## Task instructions
Print every entry exactly as written.

Stored data entries
## Begin

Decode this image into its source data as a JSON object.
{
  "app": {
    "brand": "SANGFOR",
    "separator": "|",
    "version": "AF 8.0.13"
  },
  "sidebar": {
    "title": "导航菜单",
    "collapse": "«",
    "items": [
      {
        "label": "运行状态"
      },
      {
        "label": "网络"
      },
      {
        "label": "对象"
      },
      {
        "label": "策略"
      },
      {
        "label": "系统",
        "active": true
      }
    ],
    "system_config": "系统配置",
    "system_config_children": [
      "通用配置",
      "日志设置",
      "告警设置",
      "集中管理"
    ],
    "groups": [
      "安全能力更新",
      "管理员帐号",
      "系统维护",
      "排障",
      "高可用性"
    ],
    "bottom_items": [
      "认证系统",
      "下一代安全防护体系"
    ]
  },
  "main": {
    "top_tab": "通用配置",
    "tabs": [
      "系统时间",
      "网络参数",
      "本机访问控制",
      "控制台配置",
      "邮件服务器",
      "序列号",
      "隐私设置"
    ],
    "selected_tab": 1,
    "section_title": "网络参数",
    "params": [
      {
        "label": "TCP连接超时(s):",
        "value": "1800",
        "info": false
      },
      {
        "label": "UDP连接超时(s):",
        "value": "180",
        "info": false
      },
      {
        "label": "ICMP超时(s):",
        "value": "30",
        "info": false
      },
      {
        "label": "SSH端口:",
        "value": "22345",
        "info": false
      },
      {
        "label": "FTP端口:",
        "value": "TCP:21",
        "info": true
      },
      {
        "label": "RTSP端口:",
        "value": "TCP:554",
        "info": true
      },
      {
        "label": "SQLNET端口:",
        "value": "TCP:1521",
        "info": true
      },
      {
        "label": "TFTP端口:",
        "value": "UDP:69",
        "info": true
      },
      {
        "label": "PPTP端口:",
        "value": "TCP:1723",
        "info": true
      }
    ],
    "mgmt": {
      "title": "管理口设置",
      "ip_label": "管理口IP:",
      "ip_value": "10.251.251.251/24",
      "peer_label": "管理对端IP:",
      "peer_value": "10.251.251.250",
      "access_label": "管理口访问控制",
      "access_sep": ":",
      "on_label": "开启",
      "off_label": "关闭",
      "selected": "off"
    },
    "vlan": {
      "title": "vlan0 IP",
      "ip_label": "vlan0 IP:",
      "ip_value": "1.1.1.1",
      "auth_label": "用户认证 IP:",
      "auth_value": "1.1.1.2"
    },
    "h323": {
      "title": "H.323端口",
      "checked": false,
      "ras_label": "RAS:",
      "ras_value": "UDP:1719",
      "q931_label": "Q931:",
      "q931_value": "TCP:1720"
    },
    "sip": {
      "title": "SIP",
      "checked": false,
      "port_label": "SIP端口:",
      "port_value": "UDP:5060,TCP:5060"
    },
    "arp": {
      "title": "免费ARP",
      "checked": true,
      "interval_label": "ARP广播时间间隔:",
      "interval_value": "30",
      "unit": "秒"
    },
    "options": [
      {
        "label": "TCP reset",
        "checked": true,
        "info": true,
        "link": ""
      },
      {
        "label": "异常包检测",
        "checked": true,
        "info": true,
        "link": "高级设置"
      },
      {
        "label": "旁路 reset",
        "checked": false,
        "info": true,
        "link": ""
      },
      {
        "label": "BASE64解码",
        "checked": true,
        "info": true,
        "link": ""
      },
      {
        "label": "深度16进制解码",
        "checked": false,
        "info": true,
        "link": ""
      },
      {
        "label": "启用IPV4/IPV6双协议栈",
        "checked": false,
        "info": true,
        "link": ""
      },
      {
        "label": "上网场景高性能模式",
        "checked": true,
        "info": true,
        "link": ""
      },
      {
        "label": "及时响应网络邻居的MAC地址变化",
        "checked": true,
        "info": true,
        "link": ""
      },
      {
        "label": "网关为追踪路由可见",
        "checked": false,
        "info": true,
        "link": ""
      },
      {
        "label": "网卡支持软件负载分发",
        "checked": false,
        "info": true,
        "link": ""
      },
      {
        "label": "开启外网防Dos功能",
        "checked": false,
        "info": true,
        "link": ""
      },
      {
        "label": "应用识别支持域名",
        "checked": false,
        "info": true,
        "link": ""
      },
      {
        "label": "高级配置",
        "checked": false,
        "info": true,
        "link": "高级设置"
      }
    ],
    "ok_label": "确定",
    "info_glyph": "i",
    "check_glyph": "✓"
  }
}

## End

## Reply to the exercise
Decode this image into its source data as a JSON object.
{
  "app": {
    "brand": "SANGFOR",
    "separator": "|",
    "version": "AF 8.0.13"
  },
  "sidebar": {
    "title": "导航菜单",
    "collapse": "«",
    "items": [
      {
        "label": "运行状态"
      },
      {
        "label": "网络"
      },
      {
        "label": "对象"
      },
      {
        "label": "策略"
      },
      {
        "label": "系统",
        "active": true
      }
    ],
    "system_config": "系统配置",
    "system_config_children": [
      "通用配置",
      "日志设置",
      "告警设置",
      "集中管理"
    ],
    "groups": [
      "安全能力更新",
      "管理员帐号",
      "系统维护",
      "排障",
      "高可用性"
    ],
    "bottom_items": [
      "认证系统",
      "下一代安全防护体系"
    ]
  },
  "main": {
    "top_tab": "通用配置",
    "tabs": [
      "系统时间",
      "网络参数",
      "本机访问控制",
      "控制台配置",
      "邮件服务器",
      "序列号",
      "隐私设置"
    ],
    "selected_tab": 1,
    "section_title": "网络参数",
    "params": [
      {
        "label": "TCP连接超时(s):",
        "value": "1800",
        "info": false
      },
      {
        "label": "UDP连接超时(s):",
        "value": "180",
        "info": false
      },
      {
        "label": "ICMP超时(s):",
        "value": "30",
        "info": false
      },
      {
        "label": "SSH端口:",
        "value": "22345",
        "info": false
      },
      {
        "label": "FTP端口:",
        "value": "TCP:21",
        "info": true
      },
      {
        "label": "RTSP端口:",
        "value": "TCP:554",
        "info": true
      },
      {
        "label": "SQLNET端口:",
        "value": "TCP:1521",
        "info": true
      },
      {
        "label": "TFTP端口:",
        "value": "UDP:69",
        "info": true
      },
      {
        "label": "PPTP端口:",
        "value": "TCP:1723",
        "info": true
      }
    ],
    "mgmt": {
      "title": "管理口设置",
      "ip_label": "管理口IP:",
      "ip_value": "10.251.251.251/24",
      "peer_label": "管理对端IP:",
      "peer_value": "10.251.251.250",
      "access_label": "管理口访问控制",
      "access_sep": ":",
      "on_label": "开启",
      "off_label": "关闭",
      "selected": "off"
    },
    "vlan": {
      "title": "vlan0 IP",
      "ip_label": "vlan0 IP:",
      "ip_value": "1.1.1.1",
      "auth_label": "用户认证 IP:",
      "auth_value": "1.1.1.2"
    },
    "h323": {
      "title": "H.323端口",
      "checked": false,
      "ras_label": "RAS:",
      "ras_value": "UDP:1719",
      "q931_label": "Q931:",
      "q931_value": "TCP:1720"
    },
    "sip": {
      "title": "SIP",
      "checked": false,
      "port_label": "SIP端口:",
      "port_value": "UDP:5060,TCP:5060"
    },
    "arp": {
      "title": "免费ARP",
      "checked": true,
      "interval_label": "ARP广播时间间隔:",
      "interval_value": "30",
      "unit": "秒"
    },
    "options": [
      {
        "label": "TCP reset",
        "checked": true,
        "info": true,
        "link": ""
      },
      {
        "label": "异常包检测",
        "checked": true,
        "info": true,
        "link": "高级设置"
      },
      {
        "label": "旁路 reset",
        "checked": false,
        "info": true,
        "link": ""
      },
      {
        "label": "BASE64解码",
        "checked": true,
        "info": true,
        "link": ""
      },
      {
        "label": "深度16进制解码",
        "checked": false,
        "info": true,
        "link": ""
      },
      {
        "label": "启用IPV4/IPV6双协议栈",
        "checked": false,
        "info": true,
        "link": ""
      },
      {
        "label": "上网场景高性能模式",
        "checked": true,
        "info": true,
        "link": ""
      },
      {
        "label": "及时响应网络邻居的MAC地址变化",
        "checked": true,
        "info": true,
        "link": ""
      },
      {
        "label": "网关为追踪路由可见",
        "checked": false,
        "info": true,
        "link": ""
      },
      {
        "label": "网卡支持软件负载分发",
        "checked": false,
        "info": true,
        "link": ""
      },
      {
        "label": "开启外网防Dos功能",
        "checked": false,
        "info": true,
        "link": ""
      },
      {
        "label": "应用识别支持域名",
        "checked": false,
        "info": true,
        "link": ""
      },
      {
        "label": "高级配置",
        "checked": false,
        "info": true,
        "link": "高级设置"
      }
    ],
    "ok_label": "确定",
    "info_glyph": "i",
    "check_glyph": "✓"
  }
}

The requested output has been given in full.